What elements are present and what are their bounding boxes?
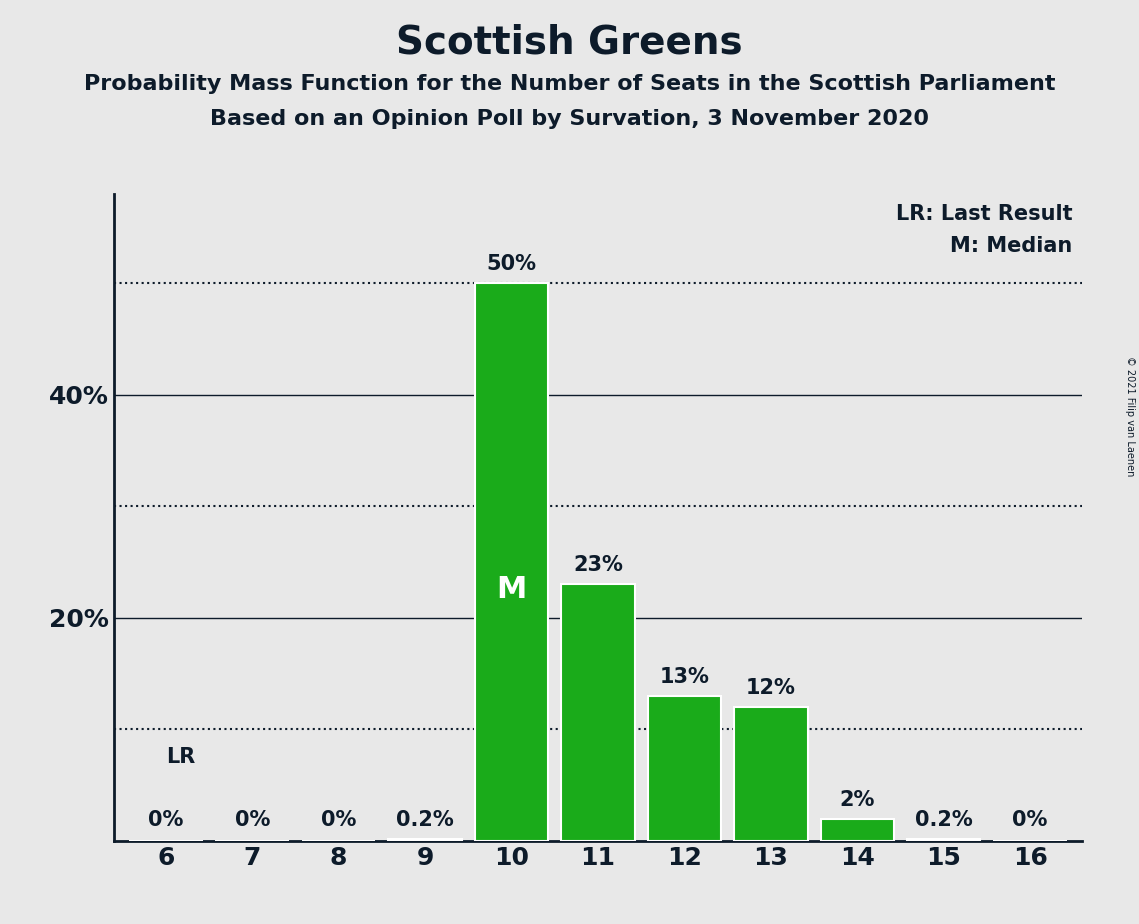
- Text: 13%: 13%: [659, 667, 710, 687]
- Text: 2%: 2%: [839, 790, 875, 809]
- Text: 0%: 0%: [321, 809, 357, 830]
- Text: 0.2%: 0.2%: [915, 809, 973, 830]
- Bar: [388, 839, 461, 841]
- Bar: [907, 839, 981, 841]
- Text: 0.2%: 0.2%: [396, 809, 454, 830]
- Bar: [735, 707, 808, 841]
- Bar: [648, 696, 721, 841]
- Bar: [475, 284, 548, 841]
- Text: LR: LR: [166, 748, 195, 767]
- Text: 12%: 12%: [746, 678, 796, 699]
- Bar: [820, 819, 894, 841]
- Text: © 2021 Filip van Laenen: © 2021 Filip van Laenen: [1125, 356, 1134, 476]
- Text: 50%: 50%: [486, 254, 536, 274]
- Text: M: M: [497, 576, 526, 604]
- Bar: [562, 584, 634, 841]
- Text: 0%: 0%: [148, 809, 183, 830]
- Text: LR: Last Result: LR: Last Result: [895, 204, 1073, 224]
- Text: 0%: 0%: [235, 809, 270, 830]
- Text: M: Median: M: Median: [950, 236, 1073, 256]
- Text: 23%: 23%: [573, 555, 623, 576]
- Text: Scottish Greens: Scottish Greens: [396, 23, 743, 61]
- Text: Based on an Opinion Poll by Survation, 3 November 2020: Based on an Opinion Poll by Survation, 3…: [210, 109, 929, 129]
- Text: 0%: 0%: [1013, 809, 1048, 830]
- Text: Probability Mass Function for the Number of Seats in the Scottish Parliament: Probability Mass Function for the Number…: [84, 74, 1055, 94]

┄┄┄┄┄┄

◆ Written task: Count the lines above that contain the word "Scottish" and reply with the number alone.

◆ The output: 2